WHAT YOU WILL DO:
Records follow. Copy every line with "five".

PROVIDED DATA:
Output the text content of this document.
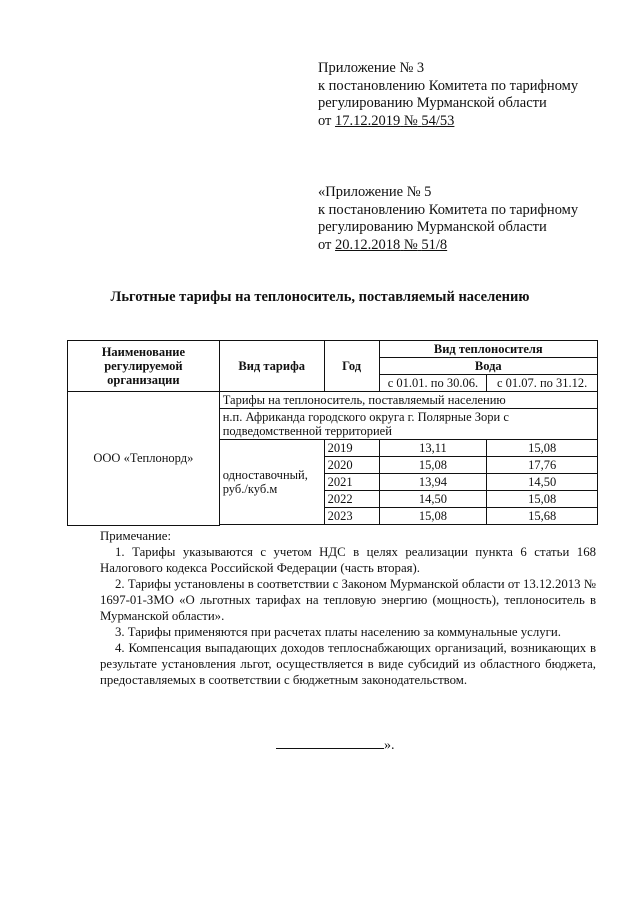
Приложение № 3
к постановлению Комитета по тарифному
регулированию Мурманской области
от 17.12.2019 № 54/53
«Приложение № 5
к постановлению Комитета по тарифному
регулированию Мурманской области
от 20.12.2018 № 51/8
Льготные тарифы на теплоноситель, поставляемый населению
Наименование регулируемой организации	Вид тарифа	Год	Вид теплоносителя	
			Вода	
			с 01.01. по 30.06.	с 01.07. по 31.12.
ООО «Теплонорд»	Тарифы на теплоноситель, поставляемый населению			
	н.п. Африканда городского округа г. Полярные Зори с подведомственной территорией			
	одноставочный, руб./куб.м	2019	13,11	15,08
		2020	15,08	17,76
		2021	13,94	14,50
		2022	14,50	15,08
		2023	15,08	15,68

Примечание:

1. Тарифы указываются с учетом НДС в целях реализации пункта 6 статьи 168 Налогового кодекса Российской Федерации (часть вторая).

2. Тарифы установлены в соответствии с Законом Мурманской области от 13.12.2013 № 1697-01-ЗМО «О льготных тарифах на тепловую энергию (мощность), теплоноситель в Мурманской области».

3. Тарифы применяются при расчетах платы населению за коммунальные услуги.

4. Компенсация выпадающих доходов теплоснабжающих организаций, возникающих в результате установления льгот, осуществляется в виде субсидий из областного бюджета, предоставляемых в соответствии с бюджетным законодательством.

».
---
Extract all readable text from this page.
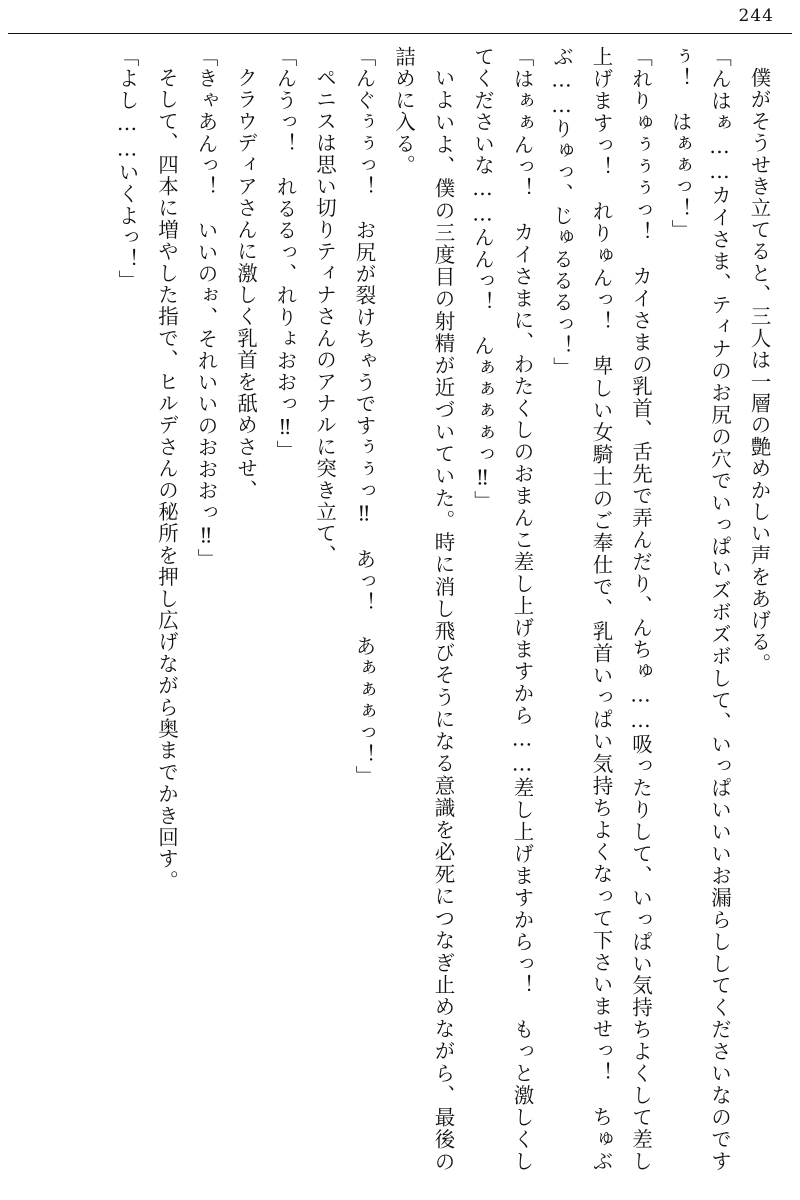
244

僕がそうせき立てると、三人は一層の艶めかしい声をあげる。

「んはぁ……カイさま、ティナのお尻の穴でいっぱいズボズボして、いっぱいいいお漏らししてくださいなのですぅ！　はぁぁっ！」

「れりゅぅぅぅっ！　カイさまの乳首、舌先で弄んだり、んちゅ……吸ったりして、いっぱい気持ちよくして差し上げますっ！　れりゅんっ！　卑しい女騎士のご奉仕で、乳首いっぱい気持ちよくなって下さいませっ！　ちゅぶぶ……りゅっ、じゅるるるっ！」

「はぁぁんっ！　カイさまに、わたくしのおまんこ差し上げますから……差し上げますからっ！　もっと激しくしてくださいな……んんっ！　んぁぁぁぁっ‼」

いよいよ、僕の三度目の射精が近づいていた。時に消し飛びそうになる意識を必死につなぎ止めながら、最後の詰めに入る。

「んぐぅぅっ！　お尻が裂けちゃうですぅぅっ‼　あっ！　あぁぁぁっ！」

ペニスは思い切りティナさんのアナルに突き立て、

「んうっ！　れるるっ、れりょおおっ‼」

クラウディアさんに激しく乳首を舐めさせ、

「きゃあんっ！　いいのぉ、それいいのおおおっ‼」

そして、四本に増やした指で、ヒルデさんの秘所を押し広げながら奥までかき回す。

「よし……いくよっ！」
---
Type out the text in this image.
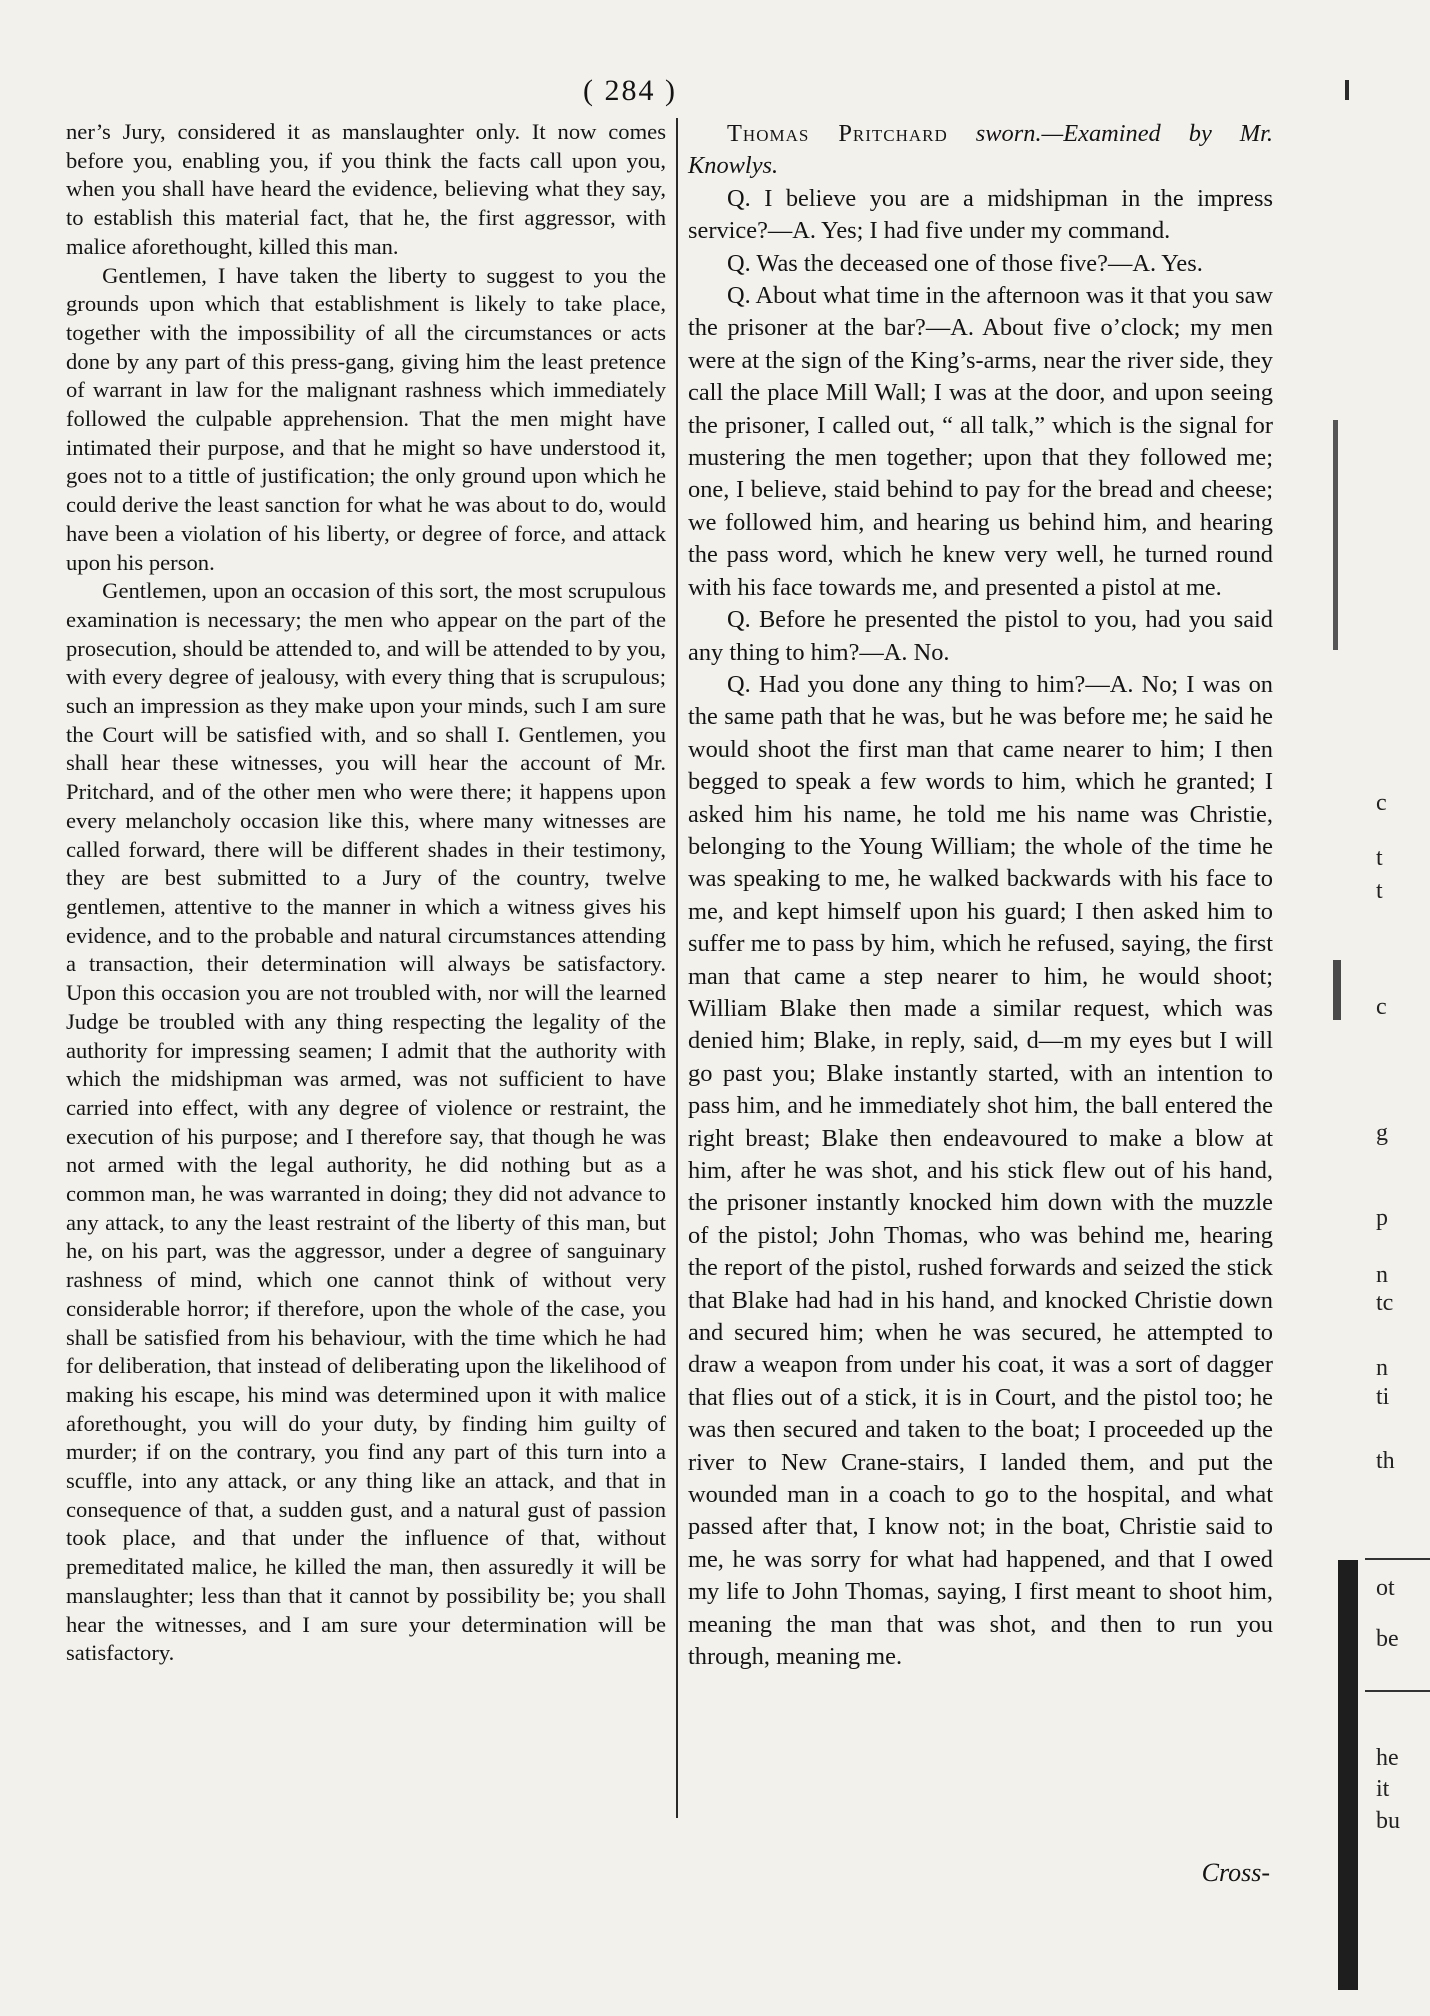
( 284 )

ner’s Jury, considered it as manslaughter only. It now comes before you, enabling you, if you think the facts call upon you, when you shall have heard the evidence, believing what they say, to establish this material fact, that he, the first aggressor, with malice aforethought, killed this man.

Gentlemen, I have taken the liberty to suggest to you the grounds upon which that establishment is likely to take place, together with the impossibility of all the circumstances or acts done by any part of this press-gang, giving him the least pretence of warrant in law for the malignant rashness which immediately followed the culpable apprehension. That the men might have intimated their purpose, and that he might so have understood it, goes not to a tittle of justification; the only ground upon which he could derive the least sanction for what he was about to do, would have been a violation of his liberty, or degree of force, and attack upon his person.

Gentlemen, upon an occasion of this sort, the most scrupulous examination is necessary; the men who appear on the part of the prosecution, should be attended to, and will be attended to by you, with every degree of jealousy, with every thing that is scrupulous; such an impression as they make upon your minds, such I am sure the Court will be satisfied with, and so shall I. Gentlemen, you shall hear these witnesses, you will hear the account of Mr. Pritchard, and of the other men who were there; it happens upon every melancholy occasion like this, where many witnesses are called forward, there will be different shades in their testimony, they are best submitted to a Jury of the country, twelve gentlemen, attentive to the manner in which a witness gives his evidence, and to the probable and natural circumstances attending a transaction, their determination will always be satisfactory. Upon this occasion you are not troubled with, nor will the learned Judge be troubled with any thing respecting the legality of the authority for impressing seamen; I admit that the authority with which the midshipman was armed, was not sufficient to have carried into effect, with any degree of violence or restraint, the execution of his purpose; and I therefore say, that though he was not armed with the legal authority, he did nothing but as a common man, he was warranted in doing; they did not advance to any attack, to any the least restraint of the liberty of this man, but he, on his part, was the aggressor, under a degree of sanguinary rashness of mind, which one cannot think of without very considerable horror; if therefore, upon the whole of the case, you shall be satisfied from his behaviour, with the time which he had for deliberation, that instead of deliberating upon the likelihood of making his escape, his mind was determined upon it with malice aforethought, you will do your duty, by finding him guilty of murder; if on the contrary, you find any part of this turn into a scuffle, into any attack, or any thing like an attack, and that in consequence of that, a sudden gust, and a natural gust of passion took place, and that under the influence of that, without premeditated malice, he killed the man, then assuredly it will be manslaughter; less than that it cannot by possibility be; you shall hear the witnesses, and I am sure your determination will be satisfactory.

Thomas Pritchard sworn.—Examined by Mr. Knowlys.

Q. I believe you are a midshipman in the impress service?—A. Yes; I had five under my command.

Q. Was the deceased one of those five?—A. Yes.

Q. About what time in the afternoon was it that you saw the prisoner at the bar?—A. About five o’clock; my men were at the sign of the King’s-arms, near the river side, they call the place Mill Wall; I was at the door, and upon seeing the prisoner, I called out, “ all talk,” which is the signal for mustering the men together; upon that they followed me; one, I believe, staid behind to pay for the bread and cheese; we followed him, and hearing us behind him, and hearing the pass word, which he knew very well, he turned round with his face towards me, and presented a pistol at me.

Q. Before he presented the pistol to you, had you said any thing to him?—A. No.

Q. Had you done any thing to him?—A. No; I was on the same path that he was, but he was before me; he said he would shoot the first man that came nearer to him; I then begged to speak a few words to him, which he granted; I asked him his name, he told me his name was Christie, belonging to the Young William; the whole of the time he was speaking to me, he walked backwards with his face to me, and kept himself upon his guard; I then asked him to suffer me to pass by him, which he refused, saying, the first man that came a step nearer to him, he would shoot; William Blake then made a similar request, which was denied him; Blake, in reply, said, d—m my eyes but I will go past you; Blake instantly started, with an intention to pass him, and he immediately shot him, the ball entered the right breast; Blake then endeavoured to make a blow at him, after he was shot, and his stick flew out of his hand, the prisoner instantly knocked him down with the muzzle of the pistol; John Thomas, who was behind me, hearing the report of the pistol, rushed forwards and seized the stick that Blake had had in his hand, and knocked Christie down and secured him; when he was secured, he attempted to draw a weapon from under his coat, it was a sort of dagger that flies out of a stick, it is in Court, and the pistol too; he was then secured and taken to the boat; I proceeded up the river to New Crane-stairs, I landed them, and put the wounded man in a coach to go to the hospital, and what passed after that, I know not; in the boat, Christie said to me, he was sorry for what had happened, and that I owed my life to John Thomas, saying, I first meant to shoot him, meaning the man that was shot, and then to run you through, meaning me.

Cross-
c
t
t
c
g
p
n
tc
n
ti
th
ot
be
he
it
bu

OUTPUT OF THE TASK:
Q. I believe you are a midshipman in the impress service?—A. Yes; I had five under my command.
Q. Was the deceased one of those five?—A. Yes.
Q. About what time in the afternoon was it that you saw the prisoner at the bar?—A. About five o’clock; my men were at the sign of the King’s-arms, near the river side, they call the place Mill Wall; I was at the door, and upon seeing the prisoner, I called out, “ all talk,” which is the signal for mustering the men together; upon that they followed me; one, I believe, staid behind to pay for the bread and cheese; we followed him, and hearing us behind him, and hearing the pass word, which he knew very well, he turned round with his face towards me, and presented a pistol at me.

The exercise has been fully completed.